# Aim of the exercise
Exactly as they appear, output all of the records. Skip any images.

--- Start ---

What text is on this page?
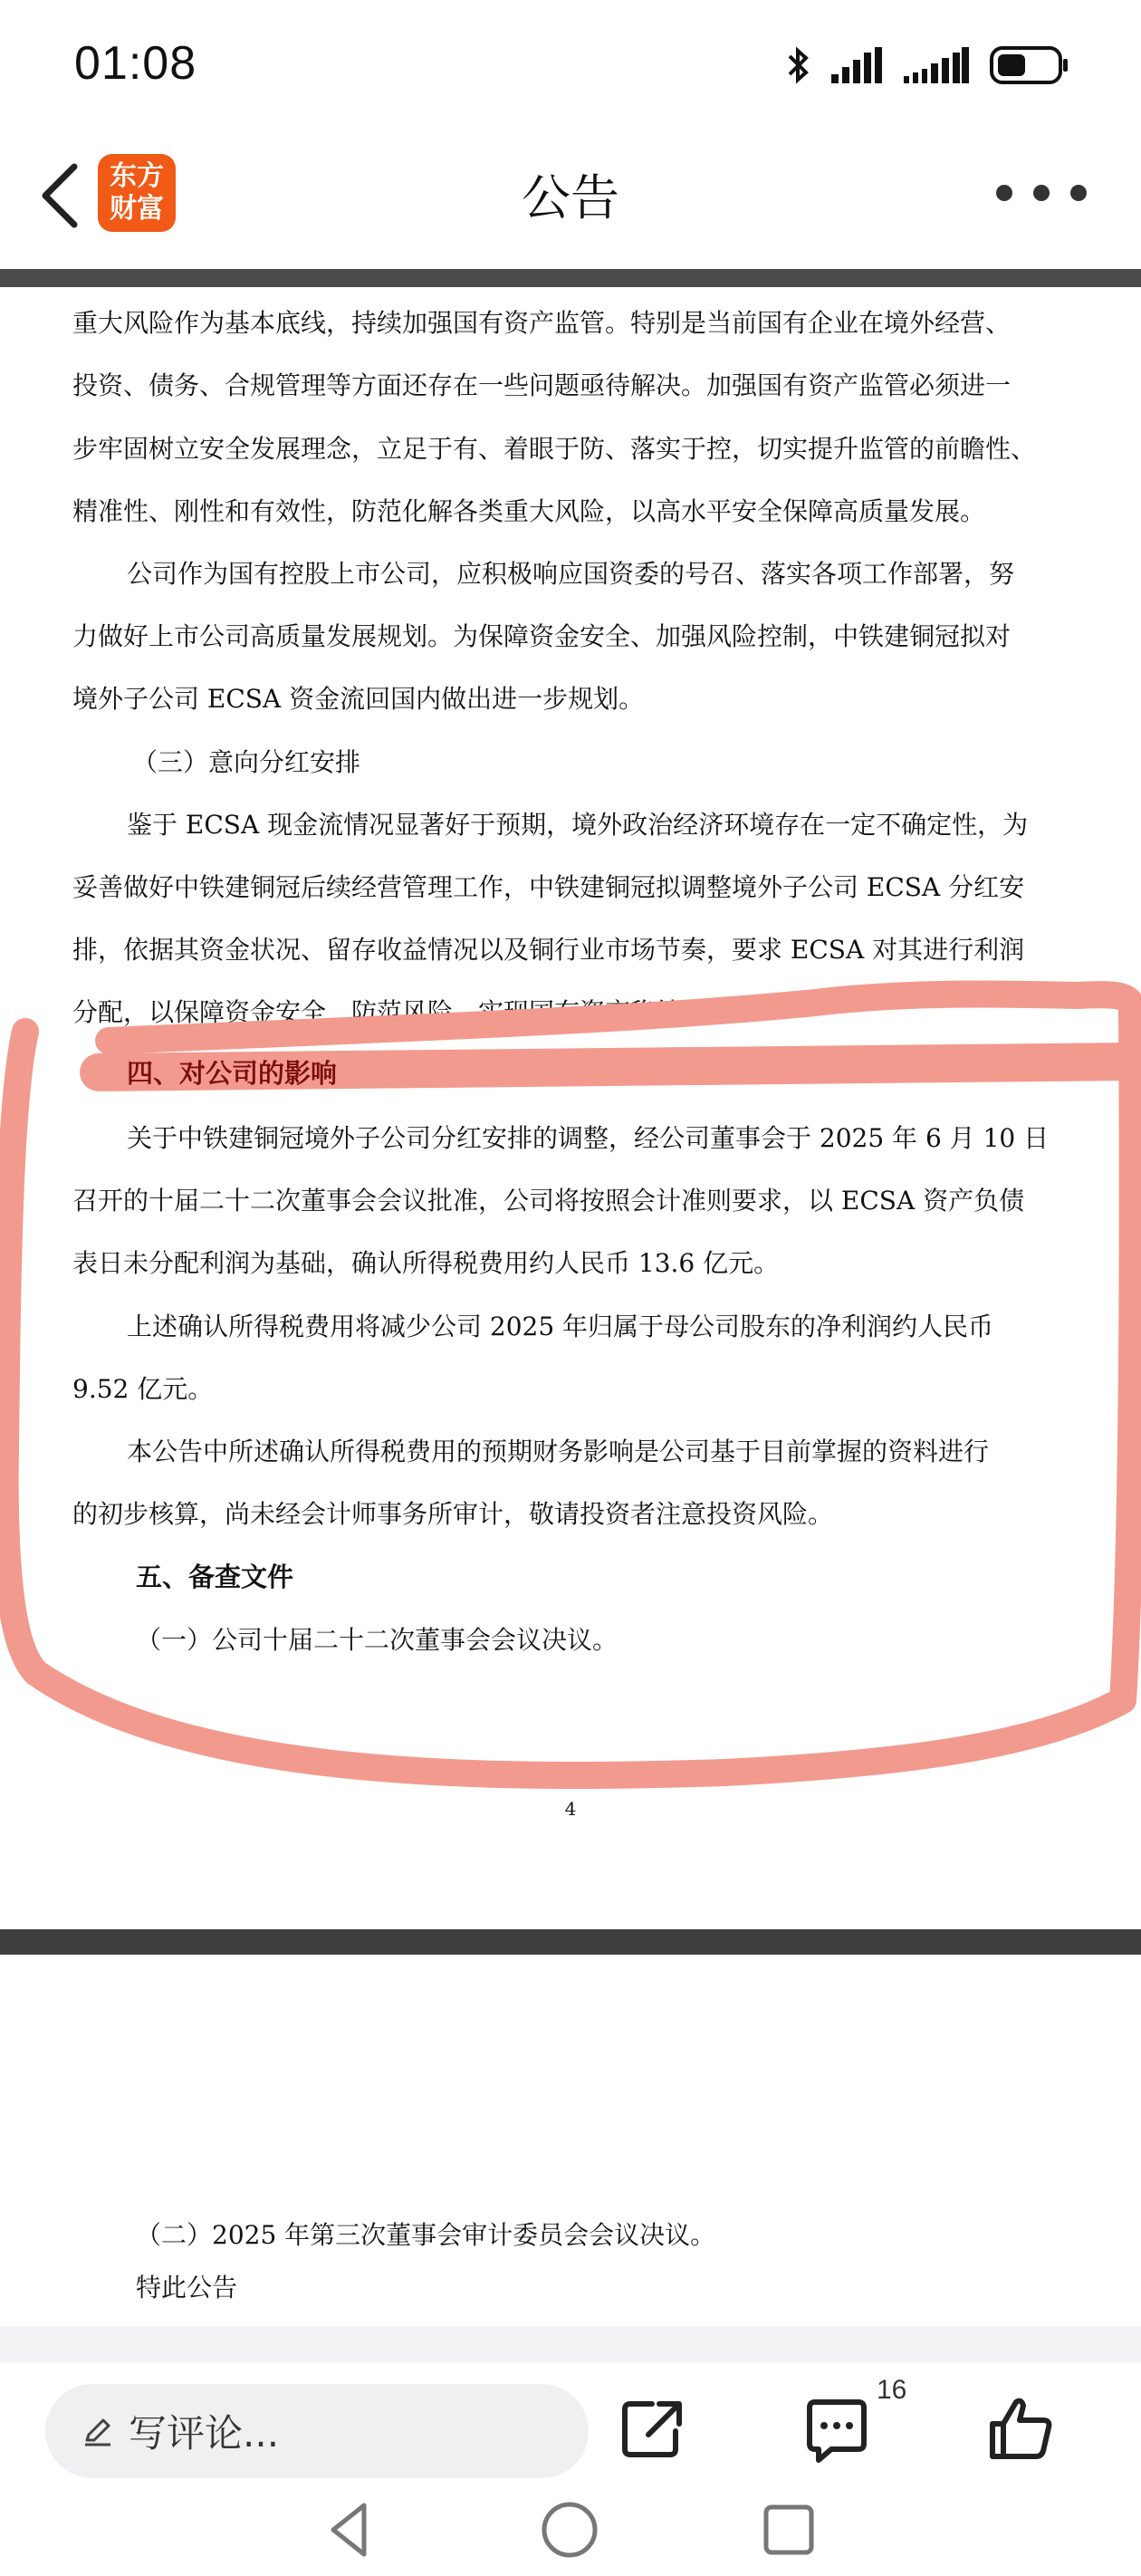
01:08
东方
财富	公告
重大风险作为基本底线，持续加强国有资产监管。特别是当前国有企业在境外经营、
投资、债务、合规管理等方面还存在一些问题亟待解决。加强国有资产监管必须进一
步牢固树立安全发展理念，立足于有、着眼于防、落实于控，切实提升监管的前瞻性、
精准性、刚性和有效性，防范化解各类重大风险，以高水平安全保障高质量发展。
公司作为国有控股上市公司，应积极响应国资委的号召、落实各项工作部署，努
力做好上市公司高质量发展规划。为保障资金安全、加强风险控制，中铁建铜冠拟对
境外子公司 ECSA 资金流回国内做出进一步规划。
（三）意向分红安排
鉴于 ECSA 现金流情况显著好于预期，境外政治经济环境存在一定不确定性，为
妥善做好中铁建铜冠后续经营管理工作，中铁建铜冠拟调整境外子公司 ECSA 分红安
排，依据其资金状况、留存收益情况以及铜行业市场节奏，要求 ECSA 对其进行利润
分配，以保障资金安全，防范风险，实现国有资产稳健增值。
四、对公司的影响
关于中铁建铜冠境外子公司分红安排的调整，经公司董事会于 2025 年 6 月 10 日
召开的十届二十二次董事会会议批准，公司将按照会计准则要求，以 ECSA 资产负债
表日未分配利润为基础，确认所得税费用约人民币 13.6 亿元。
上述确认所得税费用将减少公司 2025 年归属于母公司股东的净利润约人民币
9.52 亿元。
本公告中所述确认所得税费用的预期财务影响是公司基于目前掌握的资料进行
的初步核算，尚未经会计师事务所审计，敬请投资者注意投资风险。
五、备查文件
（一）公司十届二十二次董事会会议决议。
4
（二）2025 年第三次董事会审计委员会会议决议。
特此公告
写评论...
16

--- End ---

# Task answer
What text is on this page?
01:08
东方
财富	公告
重大风险作为基本底线，持续加强国有资产监管。特别是当前国有企业在境外经营、
投资、债务、合规管理等方面还存在一些问题亟待解决。加强国有资产监管必须进一
步牢固树立安全发展理念，立足于有、着眼于防、落实于控，切实提升监管的前瞻性、
精准性、刚性和有效性，防范化解各类重大风险，以高水平安全保障高质量发展。
公司作为国有控股上市公司，应积极响应国资委的号召、落实各项工作部署，努
力做好上市公司高质量发展规划。为保障资金安全、加强风险控制，中铁建铜冠拟对
境外子公司 ECSA 资金流回国内做出进一步规划。
（三）意向分红安排
鉴于 ECSA 现金流情况显著好于预期，境外政治经济环境存在一定不确定性，为
妥善做好中铁建铜冠后续经营管理工作，中铁建铜冠拟调整境外子公司 ECSA 分红安
排，依据其资金状况、留存收益情况以及铜行业市场节奏，要求 ECSA 对其进行利润
分配，以保障资金安全，防范风险，实现国有资产稳健增值。
四、对公司的影响
关于中铁建铜冠境外子公司分红安排的调整，经公司董事会于 2025 年 6 月 10 日
召开的十届二十二次董事会会议批准，公司将按照会计准则要求，以 ECSA 资产负债
表日未分配利润为基础，确认所得税费用约人民币 13.6 亿元。
上述确认所得税费用将减少公司 2025 年归属于母公司股东的净利润约人民币
9.52 亿元。
本公告中所述确认所得税费用的预期财务影响是公司基于目前掌握的资料进行
的初步核算，尚未经会计师事务所审计，敬请投资者注意投资风险。
五、备查文件
（一）公司十届二十二次董事会会议决议。
4
（二）2025 年第三次董事会审计委员会会议决议。
特此公告
写评论...
16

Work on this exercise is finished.